---------- ФРАГМЕНТ ТЕКСТА ----------

Дон Себастьян, который делал лишь то, что взбредет ему в голову, дал завлечь себя в ловушку между Луккосом и одним из его притоков, аль-Махазином, не обратив внимания на то, что уровень воды в этих реках сильно повышается во время прилива. Он атаковал первым и добился успеха, но не смог его развить из-за отсутствия кавалерии. Инициативу тогда взяла марокканская армия, которая имела численное и позиционное преимущество. Она обратила в бегство христианскую армию, которая попыталась переправиться через аль-Махазин, чтобы удрать к Ларашу, но из-за прилива уровень воды в реке поднялся и большая часть христиан утонула или попала в плен. Дон Себастьян и аль-Мутаваккиль утонули; Абд аль-Малик чувствовал себя больным, и с самого начала битвы ему было очень плохо; не щадя себя, собрав последние силы, он бросил свои войска в бой и умер еще до того, как определился исход сражения. Его кончину тщательно скрывали до конца битвы, которая получила свое название из-за гибели в ходе ее этих трех государей; у арабских же историков она известна под названием битва на уэде аль-Махазин.

----------

Пожалуйста, перечислите всех людей, которые названы по имени в отрывке о битве.

---------- ДАННЫЕ ----------

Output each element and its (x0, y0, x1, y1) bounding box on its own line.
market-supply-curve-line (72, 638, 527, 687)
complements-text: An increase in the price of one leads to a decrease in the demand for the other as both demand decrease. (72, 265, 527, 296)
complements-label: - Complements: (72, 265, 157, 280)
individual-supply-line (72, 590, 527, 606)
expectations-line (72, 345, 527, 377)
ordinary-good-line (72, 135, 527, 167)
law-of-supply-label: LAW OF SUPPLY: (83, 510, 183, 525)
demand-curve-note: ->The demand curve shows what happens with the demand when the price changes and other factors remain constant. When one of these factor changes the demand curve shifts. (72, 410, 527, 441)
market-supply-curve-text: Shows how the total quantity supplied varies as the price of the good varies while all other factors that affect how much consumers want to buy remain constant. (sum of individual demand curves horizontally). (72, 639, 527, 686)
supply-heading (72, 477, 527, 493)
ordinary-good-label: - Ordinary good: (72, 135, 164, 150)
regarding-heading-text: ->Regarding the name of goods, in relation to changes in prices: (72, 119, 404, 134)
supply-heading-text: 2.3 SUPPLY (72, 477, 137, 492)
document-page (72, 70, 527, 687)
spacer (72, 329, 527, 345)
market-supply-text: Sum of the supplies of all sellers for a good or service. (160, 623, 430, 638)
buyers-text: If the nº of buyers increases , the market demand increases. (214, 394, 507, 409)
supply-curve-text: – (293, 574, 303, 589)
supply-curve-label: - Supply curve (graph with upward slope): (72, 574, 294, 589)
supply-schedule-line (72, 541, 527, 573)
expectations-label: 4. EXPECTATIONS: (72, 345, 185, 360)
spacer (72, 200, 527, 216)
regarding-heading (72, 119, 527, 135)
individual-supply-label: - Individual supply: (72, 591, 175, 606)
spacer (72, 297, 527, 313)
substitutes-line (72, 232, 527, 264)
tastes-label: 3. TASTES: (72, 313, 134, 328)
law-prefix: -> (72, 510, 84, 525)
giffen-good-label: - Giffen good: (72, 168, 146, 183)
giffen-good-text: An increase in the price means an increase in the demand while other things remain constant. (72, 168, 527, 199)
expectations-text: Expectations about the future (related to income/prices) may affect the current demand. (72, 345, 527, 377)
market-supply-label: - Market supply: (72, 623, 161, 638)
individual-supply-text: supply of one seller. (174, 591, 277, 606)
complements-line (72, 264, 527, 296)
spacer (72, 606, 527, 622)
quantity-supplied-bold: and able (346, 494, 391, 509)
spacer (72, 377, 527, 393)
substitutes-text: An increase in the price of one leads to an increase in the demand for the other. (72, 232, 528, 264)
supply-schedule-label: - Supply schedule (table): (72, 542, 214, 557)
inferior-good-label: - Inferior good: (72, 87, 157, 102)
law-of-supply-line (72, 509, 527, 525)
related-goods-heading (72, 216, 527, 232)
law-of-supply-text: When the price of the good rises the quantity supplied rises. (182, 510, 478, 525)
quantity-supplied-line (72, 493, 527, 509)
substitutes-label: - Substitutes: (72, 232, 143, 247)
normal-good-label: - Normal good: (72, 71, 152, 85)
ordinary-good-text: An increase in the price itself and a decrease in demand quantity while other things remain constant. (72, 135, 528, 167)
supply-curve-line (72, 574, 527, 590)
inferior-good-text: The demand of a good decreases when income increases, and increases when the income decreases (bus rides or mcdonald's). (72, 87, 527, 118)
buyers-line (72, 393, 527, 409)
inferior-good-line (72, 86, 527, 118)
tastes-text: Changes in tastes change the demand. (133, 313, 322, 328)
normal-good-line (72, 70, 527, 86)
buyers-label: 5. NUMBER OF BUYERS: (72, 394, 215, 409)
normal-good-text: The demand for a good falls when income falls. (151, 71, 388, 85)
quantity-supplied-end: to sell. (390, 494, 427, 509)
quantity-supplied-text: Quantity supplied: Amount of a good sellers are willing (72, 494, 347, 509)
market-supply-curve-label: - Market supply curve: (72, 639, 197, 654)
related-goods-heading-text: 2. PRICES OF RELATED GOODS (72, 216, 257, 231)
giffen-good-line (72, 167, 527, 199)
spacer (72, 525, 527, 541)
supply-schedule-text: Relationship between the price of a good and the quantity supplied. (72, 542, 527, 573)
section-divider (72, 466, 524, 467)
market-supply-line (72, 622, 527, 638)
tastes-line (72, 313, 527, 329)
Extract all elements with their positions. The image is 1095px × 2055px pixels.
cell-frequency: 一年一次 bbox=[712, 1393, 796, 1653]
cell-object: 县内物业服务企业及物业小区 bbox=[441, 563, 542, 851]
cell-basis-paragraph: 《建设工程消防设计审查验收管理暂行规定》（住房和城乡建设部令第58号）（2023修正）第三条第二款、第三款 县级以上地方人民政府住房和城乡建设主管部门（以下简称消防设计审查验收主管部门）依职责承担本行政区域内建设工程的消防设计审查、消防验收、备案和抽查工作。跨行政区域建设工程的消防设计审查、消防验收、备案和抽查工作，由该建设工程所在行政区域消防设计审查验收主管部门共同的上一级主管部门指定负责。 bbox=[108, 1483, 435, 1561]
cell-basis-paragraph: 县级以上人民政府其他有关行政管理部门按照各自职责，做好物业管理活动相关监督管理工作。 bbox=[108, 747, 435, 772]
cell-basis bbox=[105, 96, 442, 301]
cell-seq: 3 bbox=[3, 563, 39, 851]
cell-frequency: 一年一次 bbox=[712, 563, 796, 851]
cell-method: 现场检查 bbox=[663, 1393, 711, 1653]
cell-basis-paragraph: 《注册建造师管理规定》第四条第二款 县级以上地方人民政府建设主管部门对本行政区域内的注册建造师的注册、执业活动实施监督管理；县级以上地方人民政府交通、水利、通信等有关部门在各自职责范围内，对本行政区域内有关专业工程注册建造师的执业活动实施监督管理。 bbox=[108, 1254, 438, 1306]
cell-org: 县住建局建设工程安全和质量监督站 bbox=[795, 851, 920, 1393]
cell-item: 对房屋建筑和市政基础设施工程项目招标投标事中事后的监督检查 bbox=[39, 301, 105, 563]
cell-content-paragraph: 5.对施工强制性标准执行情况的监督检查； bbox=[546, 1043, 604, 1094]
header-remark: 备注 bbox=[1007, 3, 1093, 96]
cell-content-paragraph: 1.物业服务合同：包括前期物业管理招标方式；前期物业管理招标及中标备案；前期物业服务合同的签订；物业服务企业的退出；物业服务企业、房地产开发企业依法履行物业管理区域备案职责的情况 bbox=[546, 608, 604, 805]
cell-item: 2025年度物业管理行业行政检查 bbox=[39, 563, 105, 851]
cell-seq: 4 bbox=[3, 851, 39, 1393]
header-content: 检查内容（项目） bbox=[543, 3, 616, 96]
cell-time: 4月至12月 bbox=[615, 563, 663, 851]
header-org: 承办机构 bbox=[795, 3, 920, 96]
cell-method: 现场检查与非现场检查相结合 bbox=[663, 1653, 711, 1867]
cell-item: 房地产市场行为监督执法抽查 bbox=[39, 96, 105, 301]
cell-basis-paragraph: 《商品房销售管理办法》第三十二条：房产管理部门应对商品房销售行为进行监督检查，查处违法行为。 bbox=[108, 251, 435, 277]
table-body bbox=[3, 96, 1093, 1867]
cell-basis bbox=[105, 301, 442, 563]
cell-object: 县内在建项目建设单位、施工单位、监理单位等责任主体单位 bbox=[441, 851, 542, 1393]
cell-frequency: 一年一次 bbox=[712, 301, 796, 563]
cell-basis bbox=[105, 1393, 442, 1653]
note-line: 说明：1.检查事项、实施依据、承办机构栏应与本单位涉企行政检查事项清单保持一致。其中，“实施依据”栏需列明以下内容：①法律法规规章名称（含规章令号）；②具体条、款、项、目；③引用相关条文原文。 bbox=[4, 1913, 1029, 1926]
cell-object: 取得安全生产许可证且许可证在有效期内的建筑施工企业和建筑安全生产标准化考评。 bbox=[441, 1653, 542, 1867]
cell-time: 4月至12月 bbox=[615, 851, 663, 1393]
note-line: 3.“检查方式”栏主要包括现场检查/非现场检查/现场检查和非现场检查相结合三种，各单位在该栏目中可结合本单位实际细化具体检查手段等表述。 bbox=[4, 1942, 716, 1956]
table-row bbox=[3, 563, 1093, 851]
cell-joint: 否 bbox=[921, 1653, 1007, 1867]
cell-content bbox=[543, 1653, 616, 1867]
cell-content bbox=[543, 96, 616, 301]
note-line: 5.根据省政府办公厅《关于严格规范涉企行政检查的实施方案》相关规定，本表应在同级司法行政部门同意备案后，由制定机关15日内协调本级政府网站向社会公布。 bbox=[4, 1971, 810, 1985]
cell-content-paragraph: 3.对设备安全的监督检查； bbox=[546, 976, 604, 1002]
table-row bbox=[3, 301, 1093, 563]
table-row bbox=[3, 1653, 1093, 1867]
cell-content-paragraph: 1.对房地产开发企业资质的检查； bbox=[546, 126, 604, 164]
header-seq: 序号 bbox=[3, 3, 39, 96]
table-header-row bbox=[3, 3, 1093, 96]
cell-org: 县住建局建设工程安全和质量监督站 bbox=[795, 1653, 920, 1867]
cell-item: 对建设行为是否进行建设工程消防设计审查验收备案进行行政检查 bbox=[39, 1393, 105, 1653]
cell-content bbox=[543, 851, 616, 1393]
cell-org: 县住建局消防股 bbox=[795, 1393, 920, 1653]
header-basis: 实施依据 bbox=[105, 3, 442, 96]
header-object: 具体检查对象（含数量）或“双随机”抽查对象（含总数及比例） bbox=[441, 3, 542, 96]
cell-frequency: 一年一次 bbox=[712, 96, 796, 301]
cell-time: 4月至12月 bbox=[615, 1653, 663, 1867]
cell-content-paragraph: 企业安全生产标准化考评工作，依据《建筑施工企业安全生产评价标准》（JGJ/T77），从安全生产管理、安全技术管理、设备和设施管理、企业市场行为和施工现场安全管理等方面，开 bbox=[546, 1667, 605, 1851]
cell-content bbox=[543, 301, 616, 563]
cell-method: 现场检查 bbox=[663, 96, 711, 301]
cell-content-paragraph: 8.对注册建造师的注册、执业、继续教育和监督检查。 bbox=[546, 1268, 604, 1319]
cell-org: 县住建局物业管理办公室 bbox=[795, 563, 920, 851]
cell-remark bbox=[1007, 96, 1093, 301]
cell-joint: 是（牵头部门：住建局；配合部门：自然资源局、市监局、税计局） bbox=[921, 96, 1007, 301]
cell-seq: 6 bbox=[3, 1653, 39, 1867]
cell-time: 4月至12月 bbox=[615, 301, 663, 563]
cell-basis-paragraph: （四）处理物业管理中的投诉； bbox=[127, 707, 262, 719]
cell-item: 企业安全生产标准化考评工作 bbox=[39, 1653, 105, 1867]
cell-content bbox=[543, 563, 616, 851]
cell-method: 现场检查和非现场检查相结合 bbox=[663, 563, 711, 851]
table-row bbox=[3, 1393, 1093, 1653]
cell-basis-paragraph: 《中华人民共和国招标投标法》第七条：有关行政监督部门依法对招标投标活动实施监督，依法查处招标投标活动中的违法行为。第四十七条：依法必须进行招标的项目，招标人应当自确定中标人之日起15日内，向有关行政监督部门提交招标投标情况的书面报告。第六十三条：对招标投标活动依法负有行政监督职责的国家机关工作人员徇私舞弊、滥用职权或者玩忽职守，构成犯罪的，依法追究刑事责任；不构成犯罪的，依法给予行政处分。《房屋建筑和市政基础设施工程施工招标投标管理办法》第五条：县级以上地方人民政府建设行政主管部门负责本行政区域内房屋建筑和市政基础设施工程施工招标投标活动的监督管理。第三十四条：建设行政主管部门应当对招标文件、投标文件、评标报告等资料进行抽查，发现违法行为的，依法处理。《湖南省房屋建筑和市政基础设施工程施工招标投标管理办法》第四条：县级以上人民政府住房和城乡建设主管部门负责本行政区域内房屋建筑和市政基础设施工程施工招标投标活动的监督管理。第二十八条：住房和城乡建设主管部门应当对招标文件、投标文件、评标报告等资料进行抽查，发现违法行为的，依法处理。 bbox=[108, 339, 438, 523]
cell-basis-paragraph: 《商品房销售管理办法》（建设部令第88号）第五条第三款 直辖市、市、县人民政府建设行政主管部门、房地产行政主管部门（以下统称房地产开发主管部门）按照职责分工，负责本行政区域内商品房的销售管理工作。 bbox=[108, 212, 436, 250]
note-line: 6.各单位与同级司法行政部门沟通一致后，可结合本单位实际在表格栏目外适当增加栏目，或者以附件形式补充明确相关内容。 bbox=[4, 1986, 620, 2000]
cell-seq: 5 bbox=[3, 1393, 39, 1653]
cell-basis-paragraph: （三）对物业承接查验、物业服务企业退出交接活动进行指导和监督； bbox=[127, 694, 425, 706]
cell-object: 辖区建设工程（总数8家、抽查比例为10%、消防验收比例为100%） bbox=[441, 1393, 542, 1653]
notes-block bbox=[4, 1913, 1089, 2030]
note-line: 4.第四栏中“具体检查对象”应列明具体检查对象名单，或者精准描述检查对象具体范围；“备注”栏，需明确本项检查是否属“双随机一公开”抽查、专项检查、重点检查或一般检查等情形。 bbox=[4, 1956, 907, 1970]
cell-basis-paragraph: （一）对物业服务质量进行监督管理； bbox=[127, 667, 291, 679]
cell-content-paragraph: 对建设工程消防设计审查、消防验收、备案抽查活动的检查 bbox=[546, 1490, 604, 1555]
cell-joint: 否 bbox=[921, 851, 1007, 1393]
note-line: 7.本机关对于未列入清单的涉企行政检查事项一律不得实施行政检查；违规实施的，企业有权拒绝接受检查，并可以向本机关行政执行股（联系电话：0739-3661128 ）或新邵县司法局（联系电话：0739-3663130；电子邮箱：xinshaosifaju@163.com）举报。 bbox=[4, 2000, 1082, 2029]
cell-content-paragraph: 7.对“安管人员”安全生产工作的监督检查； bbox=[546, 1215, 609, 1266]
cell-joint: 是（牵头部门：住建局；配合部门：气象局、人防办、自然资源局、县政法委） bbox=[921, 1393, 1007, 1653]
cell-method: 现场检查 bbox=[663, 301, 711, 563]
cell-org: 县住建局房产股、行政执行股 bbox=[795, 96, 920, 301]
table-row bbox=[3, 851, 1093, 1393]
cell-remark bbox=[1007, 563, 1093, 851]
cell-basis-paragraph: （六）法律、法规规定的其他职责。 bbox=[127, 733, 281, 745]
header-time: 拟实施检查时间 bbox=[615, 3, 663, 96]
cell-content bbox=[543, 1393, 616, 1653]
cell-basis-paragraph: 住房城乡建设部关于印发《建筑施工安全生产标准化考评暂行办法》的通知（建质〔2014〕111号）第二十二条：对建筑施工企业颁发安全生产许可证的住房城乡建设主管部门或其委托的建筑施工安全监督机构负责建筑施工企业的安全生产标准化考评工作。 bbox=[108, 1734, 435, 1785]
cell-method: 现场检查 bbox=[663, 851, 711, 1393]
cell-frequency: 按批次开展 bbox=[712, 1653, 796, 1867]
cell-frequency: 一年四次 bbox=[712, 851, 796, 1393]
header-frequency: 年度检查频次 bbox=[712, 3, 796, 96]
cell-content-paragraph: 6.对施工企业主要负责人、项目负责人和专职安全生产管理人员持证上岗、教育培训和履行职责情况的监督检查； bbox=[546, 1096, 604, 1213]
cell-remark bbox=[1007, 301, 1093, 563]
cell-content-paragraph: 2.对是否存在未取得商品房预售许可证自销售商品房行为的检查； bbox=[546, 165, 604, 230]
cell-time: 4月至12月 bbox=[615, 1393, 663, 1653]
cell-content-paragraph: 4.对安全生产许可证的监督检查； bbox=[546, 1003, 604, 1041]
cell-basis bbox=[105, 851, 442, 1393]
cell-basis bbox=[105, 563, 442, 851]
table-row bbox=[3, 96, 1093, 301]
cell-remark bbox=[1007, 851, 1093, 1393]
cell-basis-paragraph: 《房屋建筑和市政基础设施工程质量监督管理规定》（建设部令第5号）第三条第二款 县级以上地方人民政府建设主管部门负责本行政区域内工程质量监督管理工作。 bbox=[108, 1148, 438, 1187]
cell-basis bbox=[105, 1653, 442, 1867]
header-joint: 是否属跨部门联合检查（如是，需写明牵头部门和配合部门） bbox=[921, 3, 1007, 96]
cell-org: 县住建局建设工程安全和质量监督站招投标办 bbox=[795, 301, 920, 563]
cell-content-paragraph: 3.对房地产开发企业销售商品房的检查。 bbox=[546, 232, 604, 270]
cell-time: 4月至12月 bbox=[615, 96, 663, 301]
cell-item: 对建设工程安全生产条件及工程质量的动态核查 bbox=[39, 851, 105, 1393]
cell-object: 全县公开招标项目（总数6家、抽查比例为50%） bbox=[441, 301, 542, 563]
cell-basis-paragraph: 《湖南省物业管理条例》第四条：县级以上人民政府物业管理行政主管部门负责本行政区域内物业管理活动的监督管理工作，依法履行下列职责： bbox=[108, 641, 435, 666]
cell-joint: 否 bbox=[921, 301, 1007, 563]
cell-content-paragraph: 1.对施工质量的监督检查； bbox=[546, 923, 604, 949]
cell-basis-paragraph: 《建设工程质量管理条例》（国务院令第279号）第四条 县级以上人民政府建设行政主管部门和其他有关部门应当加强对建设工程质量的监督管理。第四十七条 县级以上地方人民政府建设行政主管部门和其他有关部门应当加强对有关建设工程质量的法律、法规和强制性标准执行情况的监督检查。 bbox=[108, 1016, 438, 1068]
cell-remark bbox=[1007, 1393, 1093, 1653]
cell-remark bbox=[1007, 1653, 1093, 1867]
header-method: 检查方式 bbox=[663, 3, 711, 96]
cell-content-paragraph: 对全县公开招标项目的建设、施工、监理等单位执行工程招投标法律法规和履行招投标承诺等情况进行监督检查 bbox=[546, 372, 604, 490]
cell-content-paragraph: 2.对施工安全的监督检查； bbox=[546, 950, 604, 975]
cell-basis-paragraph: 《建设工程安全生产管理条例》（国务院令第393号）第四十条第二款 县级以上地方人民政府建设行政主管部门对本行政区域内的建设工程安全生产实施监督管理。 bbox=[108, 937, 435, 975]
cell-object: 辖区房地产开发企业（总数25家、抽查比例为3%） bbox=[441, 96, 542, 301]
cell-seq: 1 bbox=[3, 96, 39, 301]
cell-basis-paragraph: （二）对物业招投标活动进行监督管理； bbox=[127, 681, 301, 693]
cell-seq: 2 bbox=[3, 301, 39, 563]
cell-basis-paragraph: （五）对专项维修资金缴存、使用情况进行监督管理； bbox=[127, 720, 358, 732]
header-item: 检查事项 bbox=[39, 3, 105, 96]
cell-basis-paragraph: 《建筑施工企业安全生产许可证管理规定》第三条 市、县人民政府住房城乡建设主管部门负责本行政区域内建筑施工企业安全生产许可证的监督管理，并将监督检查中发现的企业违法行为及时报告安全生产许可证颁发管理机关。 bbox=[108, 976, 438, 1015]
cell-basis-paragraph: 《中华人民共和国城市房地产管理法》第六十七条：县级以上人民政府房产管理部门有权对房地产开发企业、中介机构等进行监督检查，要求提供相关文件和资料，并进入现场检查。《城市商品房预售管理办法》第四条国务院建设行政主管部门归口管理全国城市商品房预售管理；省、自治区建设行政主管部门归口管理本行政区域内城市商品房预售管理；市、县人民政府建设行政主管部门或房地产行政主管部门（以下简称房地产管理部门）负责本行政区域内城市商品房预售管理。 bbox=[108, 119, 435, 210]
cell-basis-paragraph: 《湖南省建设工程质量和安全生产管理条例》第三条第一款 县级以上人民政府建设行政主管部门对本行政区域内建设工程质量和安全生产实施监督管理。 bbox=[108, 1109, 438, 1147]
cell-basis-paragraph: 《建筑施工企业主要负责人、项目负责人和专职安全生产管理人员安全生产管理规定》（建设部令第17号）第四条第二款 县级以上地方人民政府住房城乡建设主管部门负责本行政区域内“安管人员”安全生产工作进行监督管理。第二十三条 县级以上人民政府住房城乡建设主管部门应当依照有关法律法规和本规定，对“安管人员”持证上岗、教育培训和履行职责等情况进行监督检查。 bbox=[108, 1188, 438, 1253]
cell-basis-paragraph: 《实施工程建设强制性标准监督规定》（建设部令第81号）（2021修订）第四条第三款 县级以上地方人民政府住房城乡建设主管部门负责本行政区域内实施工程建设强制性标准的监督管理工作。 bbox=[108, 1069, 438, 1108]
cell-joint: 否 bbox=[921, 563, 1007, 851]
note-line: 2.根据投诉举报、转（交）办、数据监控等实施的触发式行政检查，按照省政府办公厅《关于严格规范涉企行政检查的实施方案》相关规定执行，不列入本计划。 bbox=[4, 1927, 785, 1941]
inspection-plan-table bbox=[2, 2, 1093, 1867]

----------

- _ОТВЕТ_
Дон Себастьян, аль-Мутаваккиль, Абд аль-Малик.